══ Extracted records

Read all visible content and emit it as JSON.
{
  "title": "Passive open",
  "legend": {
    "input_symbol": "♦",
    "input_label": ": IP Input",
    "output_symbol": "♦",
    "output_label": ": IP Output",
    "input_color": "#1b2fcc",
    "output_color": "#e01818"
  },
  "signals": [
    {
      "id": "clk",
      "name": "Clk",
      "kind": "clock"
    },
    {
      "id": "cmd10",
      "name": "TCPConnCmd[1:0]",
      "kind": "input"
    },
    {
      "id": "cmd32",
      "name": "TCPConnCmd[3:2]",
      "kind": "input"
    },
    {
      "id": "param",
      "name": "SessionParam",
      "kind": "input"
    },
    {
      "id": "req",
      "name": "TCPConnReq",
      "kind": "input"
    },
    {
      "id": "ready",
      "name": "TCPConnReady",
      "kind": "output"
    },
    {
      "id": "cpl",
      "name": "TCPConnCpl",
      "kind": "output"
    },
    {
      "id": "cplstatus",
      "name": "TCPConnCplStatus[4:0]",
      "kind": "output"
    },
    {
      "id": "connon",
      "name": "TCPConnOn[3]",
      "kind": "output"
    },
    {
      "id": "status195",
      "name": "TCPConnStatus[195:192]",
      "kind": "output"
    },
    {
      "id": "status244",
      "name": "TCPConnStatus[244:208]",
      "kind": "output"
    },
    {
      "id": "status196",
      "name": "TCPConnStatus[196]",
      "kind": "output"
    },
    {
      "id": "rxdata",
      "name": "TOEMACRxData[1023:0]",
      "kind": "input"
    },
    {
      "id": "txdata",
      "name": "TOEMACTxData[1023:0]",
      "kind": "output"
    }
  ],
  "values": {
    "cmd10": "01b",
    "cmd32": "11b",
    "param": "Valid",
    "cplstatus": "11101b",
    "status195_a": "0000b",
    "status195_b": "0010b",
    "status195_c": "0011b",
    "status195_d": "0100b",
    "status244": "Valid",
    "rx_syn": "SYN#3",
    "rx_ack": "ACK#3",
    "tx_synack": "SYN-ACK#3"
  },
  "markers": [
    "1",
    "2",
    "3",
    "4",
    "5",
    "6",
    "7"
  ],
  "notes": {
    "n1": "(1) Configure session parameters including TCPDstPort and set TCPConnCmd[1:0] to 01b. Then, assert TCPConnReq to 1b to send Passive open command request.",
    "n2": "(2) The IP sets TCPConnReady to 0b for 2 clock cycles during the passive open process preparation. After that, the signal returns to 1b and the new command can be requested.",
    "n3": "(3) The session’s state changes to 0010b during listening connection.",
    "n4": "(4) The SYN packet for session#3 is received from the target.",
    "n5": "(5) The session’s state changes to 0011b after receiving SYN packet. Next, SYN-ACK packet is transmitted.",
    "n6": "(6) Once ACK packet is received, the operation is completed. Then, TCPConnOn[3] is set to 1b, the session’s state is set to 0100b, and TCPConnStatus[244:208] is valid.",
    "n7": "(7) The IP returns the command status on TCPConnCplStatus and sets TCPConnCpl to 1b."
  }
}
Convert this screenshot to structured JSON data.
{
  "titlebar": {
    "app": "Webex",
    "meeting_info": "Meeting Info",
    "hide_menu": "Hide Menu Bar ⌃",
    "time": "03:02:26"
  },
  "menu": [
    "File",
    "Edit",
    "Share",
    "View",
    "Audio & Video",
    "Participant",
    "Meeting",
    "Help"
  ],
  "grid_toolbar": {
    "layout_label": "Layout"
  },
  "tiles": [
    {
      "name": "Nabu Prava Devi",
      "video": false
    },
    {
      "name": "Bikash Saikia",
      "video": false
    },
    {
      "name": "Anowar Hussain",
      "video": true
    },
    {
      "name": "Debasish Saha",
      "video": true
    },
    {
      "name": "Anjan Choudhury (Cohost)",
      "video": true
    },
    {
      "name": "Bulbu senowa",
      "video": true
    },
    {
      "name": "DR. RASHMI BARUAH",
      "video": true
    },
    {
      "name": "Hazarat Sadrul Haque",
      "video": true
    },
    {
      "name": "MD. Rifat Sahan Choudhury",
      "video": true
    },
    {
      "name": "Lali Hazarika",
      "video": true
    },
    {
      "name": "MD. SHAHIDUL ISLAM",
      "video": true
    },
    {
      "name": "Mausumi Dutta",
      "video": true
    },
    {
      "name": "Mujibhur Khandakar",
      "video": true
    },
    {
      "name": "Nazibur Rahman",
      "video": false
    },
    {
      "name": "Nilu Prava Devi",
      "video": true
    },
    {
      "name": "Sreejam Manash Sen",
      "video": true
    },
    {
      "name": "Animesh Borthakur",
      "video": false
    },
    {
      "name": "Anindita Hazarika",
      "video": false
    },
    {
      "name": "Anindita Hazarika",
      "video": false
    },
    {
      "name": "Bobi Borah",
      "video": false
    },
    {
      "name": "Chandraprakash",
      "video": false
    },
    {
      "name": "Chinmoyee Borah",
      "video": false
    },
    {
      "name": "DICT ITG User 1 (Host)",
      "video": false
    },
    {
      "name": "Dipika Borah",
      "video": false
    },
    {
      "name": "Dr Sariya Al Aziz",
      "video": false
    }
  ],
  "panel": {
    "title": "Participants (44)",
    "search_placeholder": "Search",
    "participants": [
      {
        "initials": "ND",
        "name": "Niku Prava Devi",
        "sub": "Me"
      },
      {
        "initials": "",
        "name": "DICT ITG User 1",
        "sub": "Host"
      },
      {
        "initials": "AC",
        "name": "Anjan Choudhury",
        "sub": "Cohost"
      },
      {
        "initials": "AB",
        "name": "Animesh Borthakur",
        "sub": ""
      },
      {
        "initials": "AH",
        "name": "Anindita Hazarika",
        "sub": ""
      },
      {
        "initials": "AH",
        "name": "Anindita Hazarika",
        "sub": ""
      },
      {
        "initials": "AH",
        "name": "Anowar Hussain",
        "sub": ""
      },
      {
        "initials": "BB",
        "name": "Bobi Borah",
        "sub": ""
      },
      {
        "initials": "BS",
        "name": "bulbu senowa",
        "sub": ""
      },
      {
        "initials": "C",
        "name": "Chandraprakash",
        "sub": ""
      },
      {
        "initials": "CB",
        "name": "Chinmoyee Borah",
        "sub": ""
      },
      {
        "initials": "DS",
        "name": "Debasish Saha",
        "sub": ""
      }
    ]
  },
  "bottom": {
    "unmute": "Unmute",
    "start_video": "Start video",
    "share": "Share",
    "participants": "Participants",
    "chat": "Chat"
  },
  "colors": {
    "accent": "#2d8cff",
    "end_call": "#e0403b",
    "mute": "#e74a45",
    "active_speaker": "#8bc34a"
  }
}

════

**What the task requires:** Each entry above is to be quoted exactly.

**Solved exercise:**
Read all visible content and emit it as JSON.
{
  "title": "Passive open",
  "legend": {
    "input_symbol": "♦",
    "input_label": ": IP Input",
    "output_symbol": "♦",
    "output_label": ": IP Output",
    "input_color": "#1b2fcc",
    "output_color": "#e01818"
  },
  "signals": [
    {
      "id": "clk",
      "name": "Clk",
      "kind": "clock"
    },
    {
      "id": "cmd10",
      "name": "TCPConnCmd[1:0]",
      "kind": "input"
    },
    {
      "id": "cmd32",
      "name": "TCPConnCmd[3:2]",
      "kind": "input"
    },
    {
      "id": "param",
      "name": "SessionParam",
      "kind": "input"
    },
    {
      "id": "req",
      "name": "TCPConnReq",
      "kind": "input"
    },
    {
      "id": "ready",
      "name": "TCPConnReady",
      "kind": "output"
    },
    {
      "id": "cpl",
      "name": "TCPConnCpl",
      "kind": "output"
    },
    {
      "id": "cplstatus",
      "name": "TCPConnCplStatus[4:0]",
      "kind": "output"
    },
    {
      "id": "connon",
      "name": "TCPConnOn[3]",
      "kind": "output"
    },
    {
      "id": "status195",
      "name": "TCPConnStatus[195:192]",
      "kind": "output"
    },
    {
      "id": "status244",
      "name": "TCPConnStatus[244:208]",
      "kind": "output"
    },
    {
      "id": "status196",
      "name": "TCPConnStatus[196]",
      "kind": "output"
    },
    {
      "id": "rxdata",
      "name": "TOEMACRxData[1023:0]",
      "kind": "input"
    },
    {
      "id": "txdata",
      "name": "TOEMACTxData[1023:0]",
      "kind": "output"
    }
  ],
  "values": {
    "cmd10": "01b",
    "cmd32": "11b",
    "param": "Valid",
    "cplstatus": "11101b",
    "status195_a": "0000b",
    "status195_b": "0010b",
    "status195_c": "0011b",
    "status195_d": "0100b",
    "status244": "Valid",
    "rx_syn": "SYN#3",
    "rx_ack": "ACK#3",
    "tx_synack": "SYN-ACK#3"
  },
  "markers": [
    "1",
    "2",
    "3",
    "4",
    "5",
    "6",
    "7"
  ],
  "notes": {
    "n1": "(1) Configure session parameters including TCPDstPort and set TCPConnCmd[1:0] to 01b. Then, assert TCPConnReq to 1b to send Passive open command request.",
    "n2": "(2) The IP sets TCPConnReady to 0b for 2 clock cycles during the passive open process preparation. After that, the signal returns to 1b and the new command can be requested.",
    "n3": "(3) The session’s state changes to 0010b during listening connection.",
    "n4": "(4) The SYN packet for session#3 is received from the target.",
    "n5": "(5) The session’s state changes to 0011b after receiving SYN packet. Next, SYN-ACK packet is transmitted.",
    "n6": "(6) Once ACK packet is received, the operation is completed. Then, TCPConnOn[3] is set to 1b, the session’s state is set to 0100b, and TCPConnStatus[244:208] is valid.",
    "n7": "(7) The IP returns the command status on TCPConnCplStatus and sets TCPConnCpl to 1b."
  }
}
Convert this screenshot to structured JSON data.
{
  "titlebar": {
    "app": "Webex",
    "meeting_info": "Meeting Info",
    "hide_menu": "Hide Menu Bar ⌃",
    "time": "03:02:26"
  },
  "menu": [
    "File",
    "Edit",
    "Share",
    "View",
    "Audio & Video",
    "Participant",
    "Meeting",
    "Help"
  ],
  "grid_toolbar": {
    "layout_label": "Layout"
  },
  "tiles": [
    {
      "name": "Nabu Prava Devi",
      "video": false
    },
    {
      "name": "Bikash Saikia",
      "video": false
    },
    {
      "name": "Anowar Hussain",
      "video": true
    },
    {
      "name": "Debasish Saha",
      "video": true
    },
    {
      "name": "Anjan Choudhury (Cohost)",
      "video": true
    },
    {
      "name": "Bulbu senowa",
      "video": true
    },
    {
      "name": "DR. RASHMI BARUAH",
      "video": true
    },
    {
      "name": "Hazarat Sadrul Haque",
      "video": true
    },
    {
      "name": "MD. Rifat Sahan Choudhury",
      "video": true
    },
    {
      "name": "Lali Hazarika",
      "video": true
    },
    {
      "name": "MD. SHAHIDUL ISLAM",
      "video": true
    },
    {
      "name": "Mausumi Dutta",
      "video": true
    },
    {
      "name": "Mujibhur Khandakar",
      "video": true
    },
    {
      "name": "Nazibur Rahman",
      "video": false
    },
    {
      "name": "Nilu Prava Devi",
      "video": true
    },
    {
      "name": "Sreejam Manash Sen",
      "video": true
    },
    {
      "name": "Animesh Borthakur",
      "video": false
    },
    {
      "name": "Anindita Hazarika",
      "video": false
    },
    {
      "name": "Anindita Hazarika",
      "video": false
    },
    {
      "name": "Bobi Borah",
      "video": false
    },
    {
      "name": "Chandraprakash",
      "video": false
    },
    {
      "name": "Chinmoyee Borah",
      "video": false
    },
    {
      "name": "DICT ITG User 1 (Host)",
      "video": false
    },
    {
      "name": "Dipika Borah",
      "video": false
    },
    {
      "name": "Dr Sariya Al Aziz",
      "video": false
    }
  ],
  "panel": {
    "title": "Participants (44)",
    "search_placeholder": "Search",
    "participants": [
      {
        "initials": "ND",
        "name": "Niku Prava Devi",
        "sub": "Me"
      },
      {
        "initials": "",
        "name": "DICT ITG User 1",
        "sub": "Host"
      },
      {
        "initials": "AC",
        "name": "Anjan Choudhury",
        "sub": "Cohost"
      },
      {
        "initials": "AB",
        "name": "Animesh Borthakur",
        "sub": ""
      },
      {
        "initials": "AH",
        "name": "Anindita Hazarika",
        "sub": ""
      },
      {
        "initials": "AH",
        "name": "Anindita Hazarika",
        "sub": ""
      },
      {
        "initials": "AH",
        "name": "Anowar Hussain",
        "sub": ""
      },
      {
        "initials": "BB",
        "name": "Bobi Borah",
        "sub": ""
      },
      {
        "initials": "BS",
        "name": "bulbu senowa",
        "sub": ""
      },
      {
        "initials": "C",
        "name": "Chandraprakash",
        "sub": ""
      },
      {
        "initials": "CB",
        "name": "Chinmoyee Borah",
        "sub": ""
      },
      {
        "initials": "DS",
        "name": "Debasish Saha",
        "sub": ""
      }
    ]
  },
  "bottom": {
    "unmute": "Unmute",
    "start_video": "Start video",
    "share": "Share",
    "participants": "Participants",
    "chat": "Chat"
  },
  "colors": {
    "accent": "#2d8cff",
    "end_call": "#e0403b",
    "mute": "#e74a45",
    "active_speaker": "#8bc34a"
  }
}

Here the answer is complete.